*What you should do*. Pick out each line containing the string "INDEX".
====== Input ======
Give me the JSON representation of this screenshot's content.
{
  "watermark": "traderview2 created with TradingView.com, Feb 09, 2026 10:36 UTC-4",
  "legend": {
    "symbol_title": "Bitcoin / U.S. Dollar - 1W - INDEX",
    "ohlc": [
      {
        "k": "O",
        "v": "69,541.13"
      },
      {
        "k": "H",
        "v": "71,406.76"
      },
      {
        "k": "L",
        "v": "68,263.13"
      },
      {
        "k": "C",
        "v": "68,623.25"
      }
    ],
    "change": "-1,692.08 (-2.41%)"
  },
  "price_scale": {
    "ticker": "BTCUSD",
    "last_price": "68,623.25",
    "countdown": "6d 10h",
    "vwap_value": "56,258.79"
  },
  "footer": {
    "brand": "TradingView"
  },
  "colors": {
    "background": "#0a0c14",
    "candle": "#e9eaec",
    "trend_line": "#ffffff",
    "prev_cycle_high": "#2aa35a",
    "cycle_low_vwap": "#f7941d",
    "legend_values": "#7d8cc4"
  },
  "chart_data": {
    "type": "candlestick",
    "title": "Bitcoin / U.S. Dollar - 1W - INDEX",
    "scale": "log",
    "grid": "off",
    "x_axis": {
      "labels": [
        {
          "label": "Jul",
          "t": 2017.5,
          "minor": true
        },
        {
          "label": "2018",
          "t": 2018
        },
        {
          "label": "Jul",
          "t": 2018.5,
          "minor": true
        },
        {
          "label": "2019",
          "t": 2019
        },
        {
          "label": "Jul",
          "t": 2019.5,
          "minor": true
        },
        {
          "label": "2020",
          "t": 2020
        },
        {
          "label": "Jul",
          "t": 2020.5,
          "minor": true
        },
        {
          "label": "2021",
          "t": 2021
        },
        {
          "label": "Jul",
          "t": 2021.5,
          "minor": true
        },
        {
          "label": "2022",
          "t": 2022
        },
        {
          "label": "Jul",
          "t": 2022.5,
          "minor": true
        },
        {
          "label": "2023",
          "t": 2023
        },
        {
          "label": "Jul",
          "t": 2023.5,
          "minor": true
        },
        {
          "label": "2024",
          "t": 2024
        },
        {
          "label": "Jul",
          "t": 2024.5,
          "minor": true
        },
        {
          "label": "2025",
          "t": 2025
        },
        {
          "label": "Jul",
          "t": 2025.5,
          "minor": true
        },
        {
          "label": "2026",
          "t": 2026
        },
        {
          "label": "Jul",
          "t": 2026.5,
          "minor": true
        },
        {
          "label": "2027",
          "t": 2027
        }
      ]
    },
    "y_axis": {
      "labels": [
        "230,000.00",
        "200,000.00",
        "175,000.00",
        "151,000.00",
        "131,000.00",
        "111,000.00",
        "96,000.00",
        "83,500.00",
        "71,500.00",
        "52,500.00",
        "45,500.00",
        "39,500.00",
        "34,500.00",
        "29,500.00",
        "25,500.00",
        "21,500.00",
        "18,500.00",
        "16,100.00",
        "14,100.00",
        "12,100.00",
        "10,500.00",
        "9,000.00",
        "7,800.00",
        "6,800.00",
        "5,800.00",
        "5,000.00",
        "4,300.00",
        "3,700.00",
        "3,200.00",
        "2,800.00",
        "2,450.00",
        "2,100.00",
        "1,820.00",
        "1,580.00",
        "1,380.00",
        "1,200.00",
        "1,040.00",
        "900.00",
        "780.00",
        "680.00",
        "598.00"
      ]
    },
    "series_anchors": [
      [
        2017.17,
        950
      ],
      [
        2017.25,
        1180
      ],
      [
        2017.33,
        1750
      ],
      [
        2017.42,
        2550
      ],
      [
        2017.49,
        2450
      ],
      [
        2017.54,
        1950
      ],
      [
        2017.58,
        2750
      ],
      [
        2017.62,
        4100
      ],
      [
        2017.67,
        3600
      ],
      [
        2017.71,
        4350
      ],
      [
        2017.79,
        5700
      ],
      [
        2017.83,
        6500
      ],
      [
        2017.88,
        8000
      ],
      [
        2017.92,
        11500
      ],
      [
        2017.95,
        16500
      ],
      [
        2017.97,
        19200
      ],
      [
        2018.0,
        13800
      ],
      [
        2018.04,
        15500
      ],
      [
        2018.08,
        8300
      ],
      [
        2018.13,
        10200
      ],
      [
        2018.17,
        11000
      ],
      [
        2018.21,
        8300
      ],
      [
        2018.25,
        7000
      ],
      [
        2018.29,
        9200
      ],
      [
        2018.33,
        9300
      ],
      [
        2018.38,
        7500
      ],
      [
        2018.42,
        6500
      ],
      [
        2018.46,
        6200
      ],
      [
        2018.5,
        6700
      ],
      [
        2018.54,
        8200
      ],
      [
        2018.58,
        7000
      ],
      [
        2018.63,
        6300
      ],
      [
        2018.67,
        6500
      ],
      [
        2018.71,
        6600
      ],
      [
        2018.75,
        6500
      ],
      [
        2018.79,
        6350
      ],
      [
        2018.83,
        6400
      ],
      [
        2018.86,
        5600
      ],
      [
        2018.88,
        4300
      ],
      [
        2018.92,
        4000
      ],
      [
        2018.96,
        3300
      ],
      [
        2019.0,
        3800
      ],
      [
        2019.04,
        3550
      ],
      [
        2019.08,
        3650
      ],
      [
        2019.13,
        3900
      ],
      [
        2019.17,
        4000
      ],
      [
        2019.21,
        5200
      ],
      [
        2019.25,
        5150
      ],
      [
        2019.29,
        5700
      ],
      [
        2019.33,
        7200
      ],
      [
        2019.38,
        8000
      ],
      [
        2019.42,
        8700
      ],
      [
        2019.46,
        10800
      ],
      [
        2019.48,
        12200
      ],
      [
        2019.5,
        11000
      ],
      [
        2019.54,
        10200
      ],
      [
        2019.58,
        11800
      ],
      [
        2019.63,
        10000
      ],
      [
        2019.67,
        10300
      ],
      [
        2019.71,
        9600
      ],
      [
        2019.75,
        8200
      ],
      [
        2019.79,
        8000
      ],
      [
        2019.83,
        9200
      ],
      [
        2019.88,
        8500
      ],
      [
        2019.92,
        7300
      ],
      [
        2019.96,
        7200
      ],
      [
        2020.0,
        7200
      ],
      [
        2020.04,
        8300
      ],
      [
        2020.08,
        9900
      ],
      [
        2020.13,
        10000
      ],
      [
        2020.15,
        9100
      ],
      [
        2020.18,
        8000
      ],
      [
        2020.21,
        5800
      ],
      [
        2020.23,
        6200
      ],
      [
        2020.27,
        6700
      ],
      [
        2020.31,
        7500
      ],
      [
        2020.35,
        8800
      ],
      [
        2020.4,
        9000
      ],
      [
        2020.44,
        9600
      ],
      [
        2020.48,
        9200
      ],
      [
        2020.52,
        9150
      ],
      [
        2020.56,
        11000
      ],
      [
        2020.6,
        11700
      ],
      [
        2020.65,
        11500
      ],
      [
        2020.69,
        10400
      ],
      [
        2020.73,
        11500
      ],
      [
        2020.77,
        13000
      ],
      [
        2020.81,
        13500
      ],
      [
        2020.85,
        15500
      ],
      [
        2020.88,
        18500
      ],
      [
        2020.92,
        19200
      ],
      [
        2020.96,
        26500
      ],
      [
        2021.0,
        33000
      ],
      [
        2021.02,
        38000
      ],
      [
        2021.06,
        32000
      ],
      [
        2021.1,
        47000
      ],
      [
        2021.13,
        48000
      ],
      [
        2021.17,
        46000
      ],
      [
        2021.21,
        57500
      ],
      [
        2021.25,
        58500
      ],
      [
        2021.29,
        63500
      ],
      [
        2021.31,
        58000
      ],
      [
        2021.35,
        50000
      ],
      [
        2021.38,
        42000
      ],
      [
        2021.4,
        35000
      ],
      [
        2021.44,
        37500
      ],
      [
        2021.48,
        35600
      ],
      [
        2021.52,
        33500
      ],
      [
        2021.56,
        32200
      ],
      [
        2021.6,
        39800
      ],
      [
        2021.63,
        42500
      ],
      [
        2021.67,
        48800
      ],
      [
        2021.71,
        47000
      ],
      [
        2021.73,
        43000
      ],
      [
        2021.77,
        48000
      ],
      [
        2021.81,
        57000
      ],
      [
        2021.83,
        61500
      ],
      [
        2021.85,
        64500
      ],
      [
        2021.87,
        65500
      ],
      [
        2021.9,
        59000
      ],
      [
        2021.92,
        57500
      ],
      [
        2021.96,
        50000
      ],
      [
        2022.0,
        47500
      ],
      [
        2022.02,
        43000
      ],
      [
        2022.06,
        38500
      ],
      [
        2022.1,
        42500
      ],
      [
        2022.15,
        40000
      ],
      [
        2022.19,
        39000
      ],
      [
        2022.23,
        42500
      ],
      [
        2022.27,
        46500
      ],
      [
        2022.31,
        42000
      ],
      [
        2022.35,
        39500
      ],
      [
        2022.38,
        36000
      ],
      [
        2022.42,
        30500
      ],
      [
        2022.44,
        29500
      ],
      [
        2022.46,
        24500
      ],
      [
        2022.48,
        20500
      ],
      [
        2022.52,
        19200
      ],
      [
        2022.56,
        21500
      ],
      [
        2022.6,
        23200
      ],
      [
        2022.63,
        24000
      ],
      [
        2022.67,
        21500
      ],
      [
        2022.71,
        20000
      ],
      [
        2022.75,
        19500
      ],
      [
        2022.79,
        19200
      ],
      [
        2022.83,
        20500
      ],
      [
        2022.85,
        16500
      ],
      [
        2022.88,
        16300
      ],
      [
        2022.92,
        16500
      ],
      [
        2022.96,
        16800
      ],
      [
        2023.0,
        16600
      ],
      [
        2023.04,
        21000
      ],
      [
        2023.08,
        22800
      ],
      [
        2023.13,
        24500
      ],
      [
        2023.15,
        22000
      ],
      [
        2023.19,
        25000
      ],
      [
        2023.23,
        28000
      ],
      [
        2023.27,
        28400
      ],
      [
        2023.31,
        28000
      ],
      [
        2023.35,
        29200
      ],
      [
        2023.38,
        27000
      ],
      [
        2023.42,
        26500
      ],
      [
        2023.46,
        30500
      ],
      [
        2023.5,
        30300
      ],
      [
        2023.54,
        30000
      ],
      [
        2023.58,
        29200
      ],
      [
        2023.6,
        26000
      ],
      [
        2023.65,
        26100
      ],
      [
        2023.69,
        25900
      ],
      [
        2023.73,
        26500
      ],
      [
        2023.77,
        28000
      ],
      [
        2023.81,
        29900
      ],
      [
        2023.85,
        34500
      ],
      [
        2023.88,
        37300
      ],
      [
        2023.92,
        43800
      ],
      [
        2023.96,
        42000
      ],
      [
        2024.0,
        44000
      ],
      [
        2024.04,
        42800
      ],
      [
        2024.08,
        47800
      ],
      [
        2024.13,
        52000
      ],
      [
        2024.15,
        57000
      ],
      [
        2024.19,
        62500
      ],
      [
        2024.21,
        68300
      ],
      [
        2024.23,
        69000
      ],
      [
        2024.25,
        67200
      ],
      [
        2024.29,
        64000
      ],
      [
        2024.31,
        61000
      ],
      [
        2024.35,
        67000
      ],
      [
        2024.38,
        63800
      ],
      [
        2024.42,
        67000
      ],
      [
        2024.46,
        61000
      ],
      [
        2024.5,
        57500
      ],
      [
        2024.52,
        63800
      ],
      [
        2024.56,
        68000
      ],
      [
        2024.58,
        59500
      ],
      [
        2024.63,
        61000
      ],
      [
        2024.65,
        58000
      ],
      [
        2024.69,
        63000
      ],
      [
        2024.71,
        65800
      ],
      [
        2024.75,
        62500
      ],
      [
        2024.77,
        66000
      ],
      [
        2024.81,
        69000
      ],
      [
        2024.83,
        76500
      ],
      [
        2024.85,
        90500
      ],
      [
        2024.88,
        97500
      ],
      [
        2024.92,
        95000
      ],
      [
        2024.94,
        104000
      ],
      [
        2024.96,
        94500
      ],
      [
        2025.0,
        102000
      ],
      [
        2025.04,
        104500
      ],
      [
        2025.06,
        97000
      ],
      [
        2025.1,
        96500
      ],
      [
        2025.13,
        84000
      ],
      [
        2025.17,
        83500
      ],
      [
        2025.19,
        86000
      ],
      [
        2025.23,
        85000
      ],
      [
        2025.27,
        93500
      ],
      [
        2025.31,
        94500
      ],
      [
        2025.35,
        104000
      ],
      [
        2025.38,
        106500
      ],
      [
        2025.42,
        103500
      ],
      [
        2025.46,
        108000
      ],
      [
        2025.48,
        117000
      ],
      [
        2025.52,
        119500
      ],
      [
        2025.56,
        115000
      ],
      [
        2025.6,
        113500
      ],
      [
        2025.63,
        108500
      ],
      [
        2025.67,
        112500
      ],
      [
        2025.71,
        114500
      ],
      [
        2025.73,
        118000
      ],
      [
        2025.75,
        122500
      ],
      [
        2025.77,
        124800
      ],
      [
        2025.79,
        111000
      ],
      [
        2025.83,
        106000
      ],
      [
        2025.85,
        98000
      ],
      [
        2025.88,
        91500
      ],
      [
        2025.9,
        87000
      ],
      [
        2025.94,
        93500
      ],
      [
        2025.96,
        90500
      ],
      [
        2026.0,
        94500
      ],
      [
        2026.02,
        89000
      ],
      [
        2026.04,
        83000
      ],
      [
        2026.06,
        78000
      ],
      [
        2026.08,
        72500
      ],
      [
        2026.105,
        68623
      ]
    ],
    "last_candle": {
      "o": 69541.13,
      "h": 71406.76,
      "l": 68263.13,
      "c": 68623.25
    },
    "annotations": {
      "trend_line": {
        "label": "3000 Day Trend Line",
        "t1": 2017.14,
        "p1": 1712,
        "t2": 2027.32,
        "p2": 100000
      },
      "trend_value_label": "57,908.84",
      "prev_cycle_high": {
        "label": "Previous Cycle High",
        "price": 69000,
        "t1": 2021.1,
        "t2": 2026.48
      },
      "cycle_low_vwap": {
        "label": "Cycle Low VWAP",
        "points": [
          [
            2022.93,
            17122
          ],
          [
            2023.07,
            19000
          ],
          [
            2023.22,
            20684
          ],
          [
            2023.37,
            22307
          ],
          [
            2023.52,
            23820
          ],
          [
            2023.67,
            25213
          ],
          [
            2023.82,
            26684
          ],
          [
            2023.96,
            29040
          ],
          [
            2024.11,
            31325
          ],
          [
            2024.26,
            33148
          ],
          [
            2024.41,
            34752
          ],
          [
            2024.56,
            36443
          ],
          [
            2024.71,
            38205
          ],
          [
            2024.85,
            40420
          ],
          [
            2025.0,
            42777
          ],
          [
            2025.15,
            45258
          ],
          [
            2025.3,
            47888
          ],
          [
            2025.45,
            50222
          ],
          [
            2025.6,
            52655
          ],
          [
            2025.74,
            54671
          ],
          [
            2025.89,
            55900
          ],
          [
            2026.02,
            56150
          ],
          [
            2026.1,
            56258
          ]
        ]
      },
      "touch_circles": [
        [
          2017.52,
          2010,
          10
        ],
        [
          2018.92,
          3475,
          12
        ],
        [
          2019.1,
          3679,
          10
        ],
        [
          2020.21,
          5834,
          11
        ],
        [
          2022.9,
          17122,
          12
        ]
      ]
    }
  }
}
======
*Reply*.
    "symbol_title": "Bitcoin / U.S. Dollar - 1W - INDEX",
    "title": "Bitcoin / U.S. Dollar - 1W - INDEX",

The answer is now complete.